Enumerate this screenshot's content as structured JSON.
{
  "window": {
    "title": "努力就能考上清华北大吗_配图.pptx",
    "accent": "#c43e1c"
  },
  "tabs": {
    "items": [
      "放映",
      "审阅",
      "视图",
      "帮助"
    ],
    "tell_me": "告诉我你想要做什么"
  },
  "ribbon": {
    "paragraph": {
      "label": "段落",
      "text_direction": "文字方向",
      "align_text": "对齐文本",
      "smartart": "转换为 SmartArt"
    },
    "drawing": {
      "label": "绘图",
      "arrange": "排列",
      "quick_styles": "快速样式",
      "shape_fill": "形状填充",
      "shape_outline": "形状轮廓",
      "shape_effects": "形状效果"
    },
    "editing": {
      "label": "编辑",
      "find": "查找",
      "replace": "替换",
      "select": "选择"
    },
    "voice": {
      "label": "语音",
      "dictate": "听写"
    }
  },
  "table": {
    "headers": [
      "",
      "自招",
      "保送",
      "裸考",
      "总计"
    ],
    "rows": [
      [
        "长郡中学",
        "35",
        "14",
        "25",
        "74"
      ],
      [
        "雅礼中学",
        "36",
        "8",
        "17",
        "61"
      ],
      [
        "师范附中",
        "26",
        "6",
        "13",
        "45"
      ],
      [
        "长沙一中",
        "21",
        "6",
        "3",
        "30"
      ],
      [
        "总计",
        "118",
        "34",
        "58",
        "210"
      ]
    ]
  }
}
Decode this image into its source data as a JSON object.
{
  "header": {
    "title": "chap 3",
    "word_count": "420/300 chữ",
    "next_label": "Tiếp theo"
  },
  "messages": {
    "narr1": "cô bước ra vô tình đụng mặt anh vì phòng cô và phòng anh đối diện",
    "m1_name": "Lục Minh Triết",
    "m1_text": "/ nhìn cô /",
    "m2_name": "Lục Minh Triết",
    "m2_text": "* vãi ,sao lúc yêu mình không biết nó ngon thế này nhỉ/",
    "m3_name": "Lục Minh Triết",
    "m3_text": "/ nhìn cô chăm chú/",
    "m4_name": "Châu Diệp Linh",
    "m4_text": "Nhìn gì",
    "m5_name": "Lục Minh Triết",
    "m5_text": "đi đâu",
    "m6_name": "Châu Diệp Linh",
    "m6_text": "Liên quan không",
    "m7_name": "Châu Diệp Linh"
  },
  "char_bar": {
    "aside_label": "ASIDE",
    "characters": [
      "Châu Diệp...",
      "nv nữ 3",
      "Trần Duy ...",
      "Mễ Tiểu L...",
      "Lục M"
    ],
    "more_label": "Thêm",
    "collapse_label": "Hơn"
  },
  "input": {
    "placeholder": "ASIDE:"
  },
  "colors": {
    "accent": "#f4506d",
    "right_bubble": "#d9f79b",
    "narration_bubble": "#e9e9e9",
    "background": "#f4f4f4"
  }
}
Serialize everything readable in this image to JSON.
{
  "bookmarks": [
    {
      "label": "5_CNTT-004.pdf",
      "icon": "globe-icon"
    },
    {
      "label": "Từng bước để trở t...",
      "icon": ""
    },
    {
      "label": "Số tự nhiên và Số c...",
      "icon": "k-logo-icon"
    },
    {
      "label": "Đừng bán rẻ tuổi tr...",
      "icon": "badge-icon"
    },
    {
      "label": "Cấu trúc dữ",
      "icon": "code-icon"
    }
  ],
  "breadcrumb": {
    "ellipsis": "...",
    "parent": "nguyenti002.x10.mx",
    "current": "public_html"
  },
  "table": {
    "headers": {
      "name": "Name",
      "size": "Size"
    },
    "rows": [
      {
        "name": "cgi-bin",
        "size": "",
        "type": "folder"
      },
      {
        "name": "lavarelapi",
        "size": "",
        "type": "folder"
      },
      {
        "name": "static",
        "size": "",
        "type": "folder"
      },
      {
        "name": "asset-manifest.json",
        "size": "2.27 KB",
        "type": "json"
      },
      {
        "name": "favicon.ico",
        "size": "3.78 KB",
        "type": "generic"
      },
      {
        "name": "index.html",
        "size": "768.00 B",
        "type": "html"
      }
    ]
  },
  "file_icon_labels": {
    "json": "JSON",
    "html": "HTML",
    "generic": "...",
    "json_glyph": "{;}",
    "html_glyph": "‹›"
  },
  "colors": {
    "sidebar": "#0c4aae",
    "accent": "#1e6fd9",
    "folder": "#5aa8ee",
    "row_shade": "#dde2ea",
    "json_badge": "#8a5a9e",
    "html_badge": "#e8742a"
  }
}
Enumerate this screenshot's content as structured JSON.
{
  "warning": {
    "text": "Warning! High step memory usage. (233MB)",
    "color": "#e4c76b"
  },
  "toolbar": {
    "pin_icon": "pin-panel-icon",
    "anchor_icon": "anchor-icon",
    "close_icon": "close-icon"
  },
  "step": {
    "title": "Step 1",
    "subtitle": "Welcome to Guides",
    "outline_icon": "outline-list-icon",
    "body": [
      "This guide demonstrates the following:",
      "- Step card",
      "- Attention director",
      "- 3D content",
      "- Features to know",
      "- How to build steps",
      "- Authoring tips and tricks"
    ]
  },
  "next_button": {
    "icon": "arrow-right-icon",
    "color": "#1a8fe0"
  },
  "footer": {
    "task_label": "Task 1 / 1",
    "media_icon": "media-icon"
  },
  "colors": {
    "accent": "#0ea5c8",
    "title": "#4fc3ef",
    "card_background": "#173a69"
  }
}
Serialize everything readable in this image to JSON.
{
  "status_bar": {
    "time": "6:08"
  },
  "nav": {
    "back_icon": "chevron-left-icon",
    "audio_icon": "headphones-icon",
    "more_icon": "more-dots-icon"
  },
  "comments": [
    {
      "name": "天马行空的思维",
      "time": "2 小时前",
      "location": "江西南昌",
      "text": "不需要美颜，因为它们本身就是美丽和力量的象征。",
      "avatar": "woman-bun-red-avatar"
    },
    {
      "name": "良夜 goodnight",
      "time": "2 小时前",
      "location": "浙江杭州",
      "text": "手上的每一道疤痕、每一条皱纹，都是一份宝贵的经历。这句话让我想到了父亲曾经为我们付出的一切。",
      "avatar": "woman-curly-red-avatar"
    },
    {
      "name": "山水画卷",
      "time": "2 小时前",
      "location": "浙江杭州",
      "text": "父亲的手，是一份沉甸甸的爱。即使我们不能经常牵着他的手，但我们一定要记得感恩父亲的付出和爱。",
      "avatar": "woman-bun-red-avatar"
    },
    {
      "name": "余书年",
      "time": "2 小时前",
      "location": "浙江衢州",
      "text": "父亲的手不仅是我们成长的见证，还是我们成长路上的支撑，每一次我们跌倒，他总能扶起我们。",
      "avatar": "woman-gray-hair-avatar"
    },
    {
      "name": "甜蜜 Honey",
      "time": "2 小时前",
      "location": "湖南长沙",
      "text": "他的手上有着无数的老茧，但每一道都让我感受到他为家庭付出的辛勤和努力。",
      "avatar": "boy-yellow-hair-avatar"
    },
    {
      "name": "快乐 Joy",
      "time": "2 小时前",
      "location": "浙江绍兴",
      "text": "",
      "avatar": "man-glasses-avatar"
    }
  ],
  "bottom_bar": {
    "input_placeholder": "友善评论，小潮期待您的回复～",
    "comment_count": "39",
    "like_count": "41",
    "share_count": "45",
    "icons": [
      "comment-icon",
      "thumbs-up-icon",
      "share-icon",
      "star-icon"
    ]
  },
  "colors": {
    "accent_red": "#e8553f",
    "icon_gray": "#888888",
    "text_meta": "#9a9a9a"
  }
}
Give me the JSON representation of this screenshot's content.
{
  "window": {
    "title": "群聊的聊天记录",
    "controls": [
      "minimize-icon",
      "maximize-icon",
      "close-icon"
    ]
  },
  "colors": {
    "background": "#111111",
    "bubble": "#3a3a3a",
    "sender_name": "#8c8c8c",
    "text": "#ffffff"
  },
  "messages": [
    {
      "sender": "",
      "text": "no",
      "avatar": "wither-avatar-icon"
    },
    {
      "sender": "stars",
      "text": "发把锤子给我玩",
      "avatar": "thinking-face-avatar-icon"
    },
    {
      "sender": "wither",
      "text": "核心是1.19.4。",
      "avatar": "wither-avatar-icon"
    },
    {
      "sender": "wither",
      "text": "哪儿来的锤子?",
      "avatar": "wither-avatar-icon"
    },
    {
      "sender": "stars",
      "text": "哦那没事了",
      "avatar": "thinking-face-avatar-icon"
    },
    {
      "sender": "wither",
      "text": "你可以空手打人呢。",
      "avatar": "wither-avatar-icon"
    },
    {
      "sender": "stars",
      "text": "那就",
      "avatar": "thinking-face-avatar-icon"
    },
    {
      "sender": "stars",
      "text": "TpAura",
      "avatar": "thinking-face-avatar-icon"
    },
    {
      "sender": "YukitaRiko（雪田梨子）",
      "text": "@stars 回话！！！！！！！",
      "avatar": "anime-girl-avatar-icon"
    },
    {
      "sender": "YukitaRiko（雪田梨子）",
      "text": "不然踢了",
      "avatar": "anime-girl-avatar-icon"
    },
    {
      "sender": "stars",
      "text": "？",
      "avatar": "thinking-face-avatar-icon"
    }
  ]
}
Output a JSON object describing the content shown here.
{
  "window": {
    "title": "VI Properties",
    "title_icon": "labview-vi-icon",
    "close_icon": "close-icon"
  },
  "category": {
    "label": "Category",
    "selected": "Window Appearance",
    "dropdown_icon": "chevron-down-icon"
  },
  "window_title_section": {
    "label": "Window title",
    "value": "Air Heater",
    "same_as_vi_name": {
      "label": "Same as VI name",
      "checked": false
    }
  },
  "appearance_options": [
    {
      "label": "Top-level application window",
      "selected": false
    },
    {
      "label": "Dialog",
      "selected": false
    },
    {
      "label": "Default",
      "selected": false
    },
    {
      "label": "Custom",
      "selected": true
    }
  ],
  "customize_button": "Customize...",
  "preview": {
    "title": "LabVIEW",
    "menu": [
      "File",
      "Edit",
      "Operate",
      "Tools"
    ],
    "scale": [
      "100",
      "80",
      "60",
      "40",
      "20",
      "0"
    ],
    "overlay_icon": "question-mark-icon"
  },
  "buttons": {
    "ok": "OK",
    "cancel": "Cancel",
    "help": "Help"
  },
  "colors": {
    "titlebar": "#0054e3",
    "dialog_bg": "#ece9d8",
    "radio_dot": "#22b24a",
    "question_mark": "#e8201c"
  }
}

────

TASK: For the listing above, identify each line bearing "Linh".

TASK RESULT:
    "m4_name": "Châu Diệp Linh",
    "m6_name": "Châu Diệp Linh",
    "m7_name": "Châu Diệp Linh"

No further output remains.